Short exercise: Quote every line of the data below as it stands, omitting pictures.

Material for this exercise:
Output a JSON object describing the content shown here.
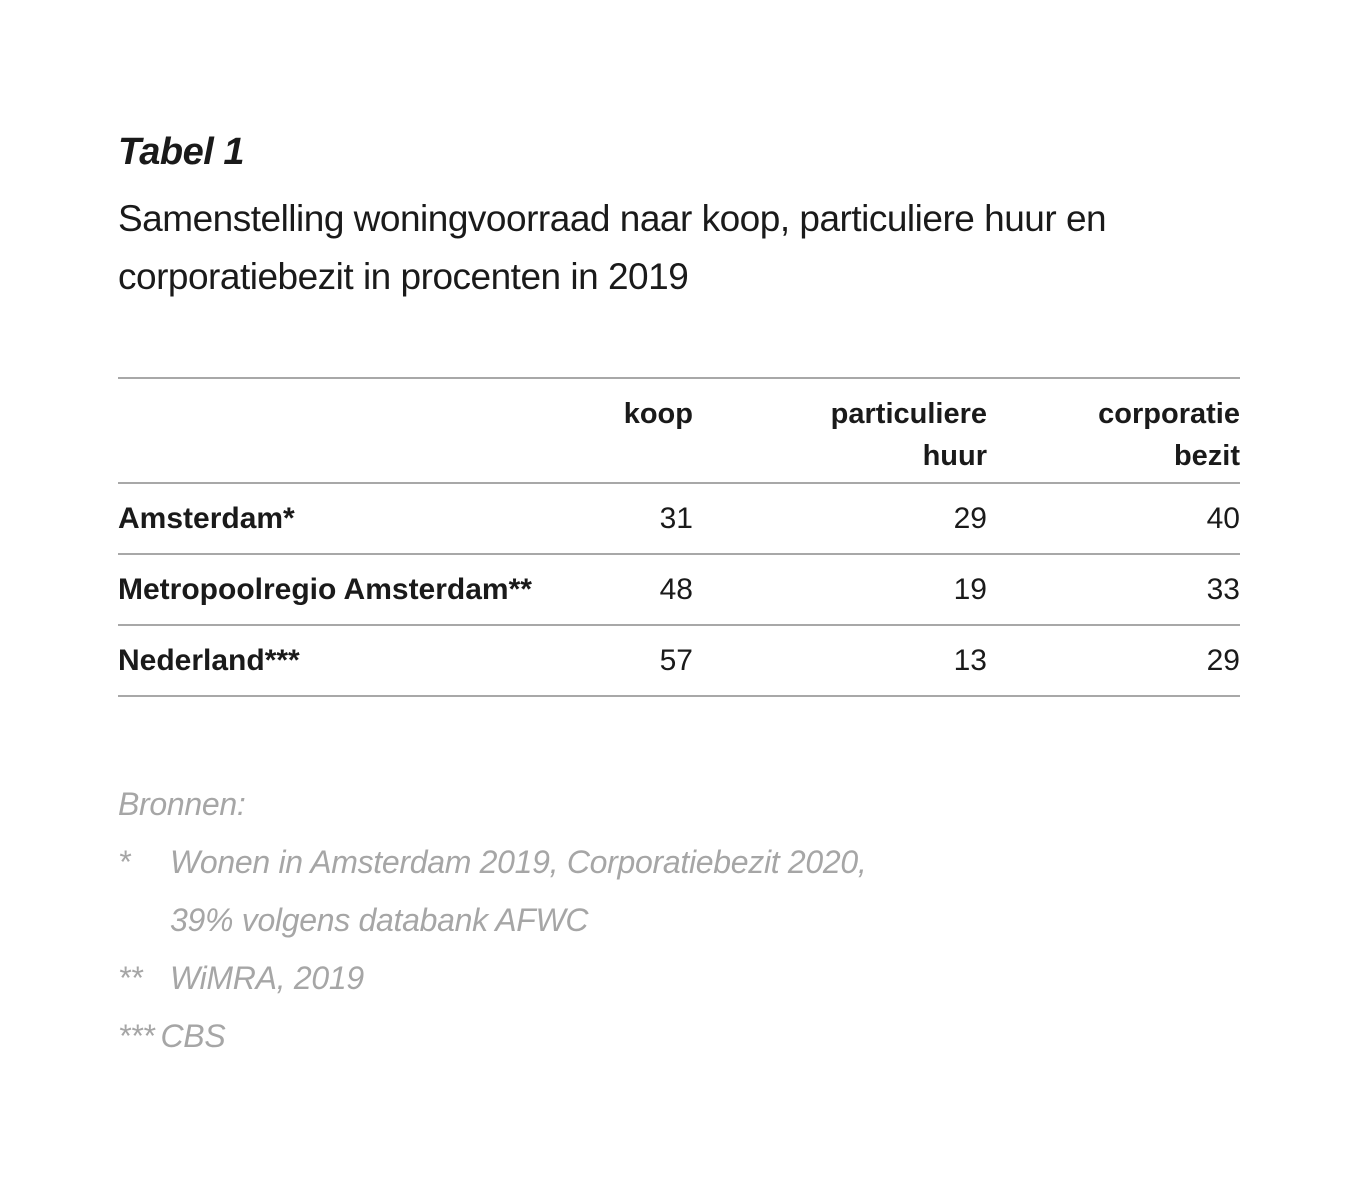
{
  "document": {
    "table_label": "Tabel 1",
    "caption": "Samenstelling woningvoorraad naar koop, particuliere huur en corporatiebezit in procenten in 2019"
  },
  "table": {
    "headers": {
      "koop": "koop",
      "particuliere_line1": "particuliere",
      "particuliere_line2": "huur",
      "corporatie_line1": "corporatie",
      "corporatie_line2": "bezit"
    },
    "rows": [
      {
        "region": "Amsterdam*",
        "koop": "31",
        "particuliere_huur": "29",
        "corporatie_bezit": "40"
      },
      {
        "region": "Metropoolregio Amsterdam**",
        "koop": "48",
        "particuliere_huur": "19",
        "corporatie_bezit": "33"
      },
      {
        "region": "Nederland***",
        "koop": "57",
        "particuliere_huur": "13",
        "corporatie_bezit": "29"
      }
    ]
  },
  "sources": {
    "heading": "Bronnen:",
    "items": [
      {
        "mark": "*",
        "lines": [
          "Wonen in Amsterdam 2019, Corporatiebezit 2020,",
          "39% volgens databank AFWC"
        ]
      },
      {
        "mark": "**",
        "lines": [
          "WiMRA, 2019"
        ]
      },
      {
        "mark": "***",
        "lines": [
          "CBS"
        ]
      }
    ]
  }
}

Answer below:
Output a JSON object describing the content shown here.
{
  "document": {
    "table_label": "Tabel 1",
    "caption": "Samenstelling woningvoorraad naar koop, particuliere huur en corporatiebezit in procenten in 2019"
  },
  "table": {
    "headers": {
      "koop": "koop",
      "particuliere_line1": "particuliere",
      "particuliere_line2": "huur",
      "corporatie_line1": "corporatie",
      "corporatie_line2": "bezit"
    },
    "rows": [
      {
        "region": "Amsterdam*",
        "koop": "31",
        "particuliere_huur": "29",
        "corporatie_bezit": "40"
      },
      {
        "region": "Metropoolregio Amsterdam**",
        "koop": "48",
        "particuliere_huur": "19",
        "corporatie_bezit": "33"
      },
      {
        "region": "Nederland***",
        "koop": "57",
        "particuliere_huur": "13",
        "corporatie_bezit": "29"
      }
    ]
  },
  "sources": {
    "heading": "Bronnen:",
    "items": [
      {
        "mark": "*",
        "lines": [
          "Wonen in Amsterdam 2019, Corporatiebezit 2020,",
          "39% volgens databank AFWC"
        ]
      },
      {
        "mark": "**",
        "lines": [
          "WiMRA, 2019"
        ]
      },
      {
        "mark": "***",
        "lines": [
          "CBS"
        ]
      }
    ]
  }
}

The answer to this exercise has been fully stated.